- Opening Delimiter -

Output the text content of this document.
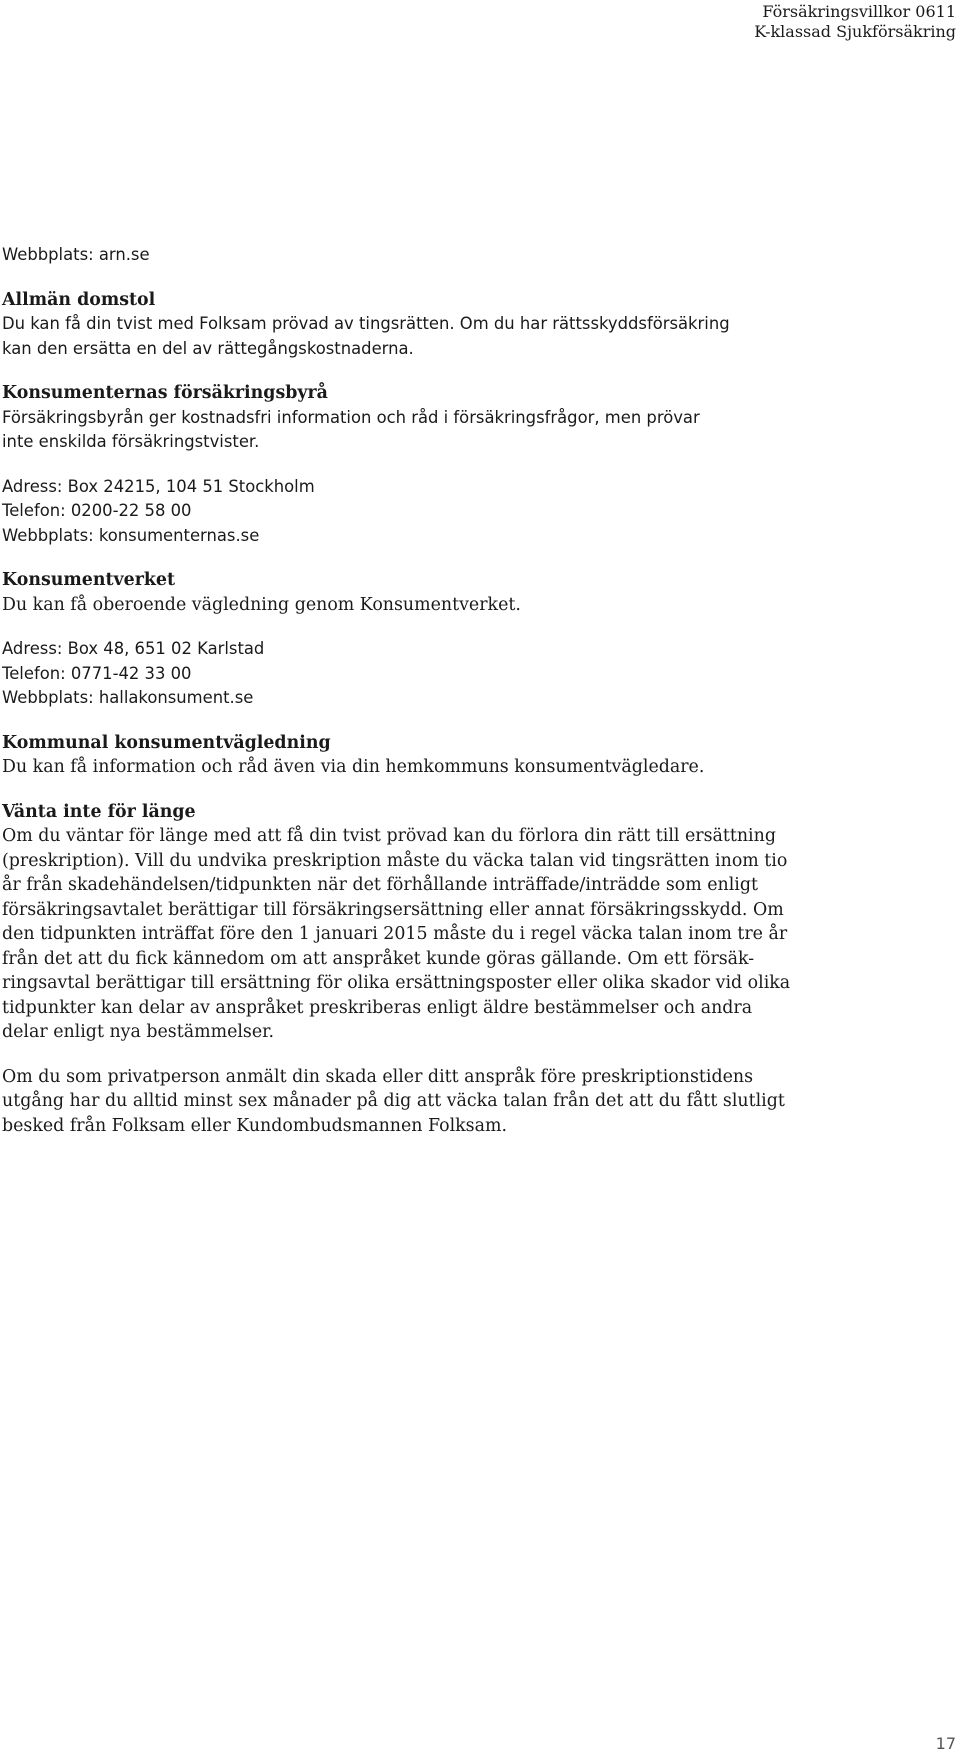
Försäkringsvillkor 0611
K-klassad Sjukförsäkring

Webbplats: arn.se

Allmän domstol

Du kan få din tvist med Folksam prövad av tingsrätten. Om du har rättsskyddsförsäkring

kan den ersätta en del av rättegångskostnaderna.

Konsumenternas försäkringsbyrå

Försäkringsbyrån ger kostnadsfri information och råd i försäkringsfrågor, men prövar

inte enskilda försäkringstvister.

Adress: Box 24215, 104 51 Stockholm

Telefon: 0200-22 58 00

Webbplats: konsumenternas.se

Konsumentverket

Du kan få oberoende vägledning genom Konsumentverket.

Adress: Box 48, 651 02 Karlstad

Telefon: 0771-42 33 00

Webbplats: hallakonsument.se

Kommunal konsumentvägledning

Du kan få information och råd även via din hemkommuns konsumentvägledare.

Vänta inte för länge

Om du väntar för länge med att få din tvist prövad kan du förlora din rätt till ersättning

(preskription). Vill du undvika preskription måste du väcka talan vid tingsrätten inom tio

år från skadehändelsen/tidpunkten när det förhållande inträffade/inträdde som enligt

försäkringsavtalet berättigar till försäkringsersättning eller annat försäkringsskydd. Om

den tidpunkten inträffat före den 1 januari 2015 måste du i regel väcka talan inom tre år

från det att du fick kännedom om att anspråket kunde göras gällande. Om ett försäk-

ringsavtal berättigar till ersättning för olika ersättningsposter eller olika skador vid olika

tidpunkter kan delar av anspråket preskriberas enligt äldre bestämmelser och andra

delar enligt nya bestämmelser.

Om du som privatperson anmält din skada eller ditt anspråk före preskriptionstidens

utgång har du alltid minst sex månader på dig att väcka talan från det att du fått slutligt

besked från Folksam eller Kundombudsmannen Folksam.

17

- Closing Delimiter -

From the lines above, copy those that contain the word "enligt".

▶ Answer to this problem:
år från skadehändelsen/tidpunkten när det förhållande inträffade/inträdde som enligt
tidpunkter kan delar av anspråket preskriberas enligt äldre bestämmelser och andra
delar enligt nya bestämmelser.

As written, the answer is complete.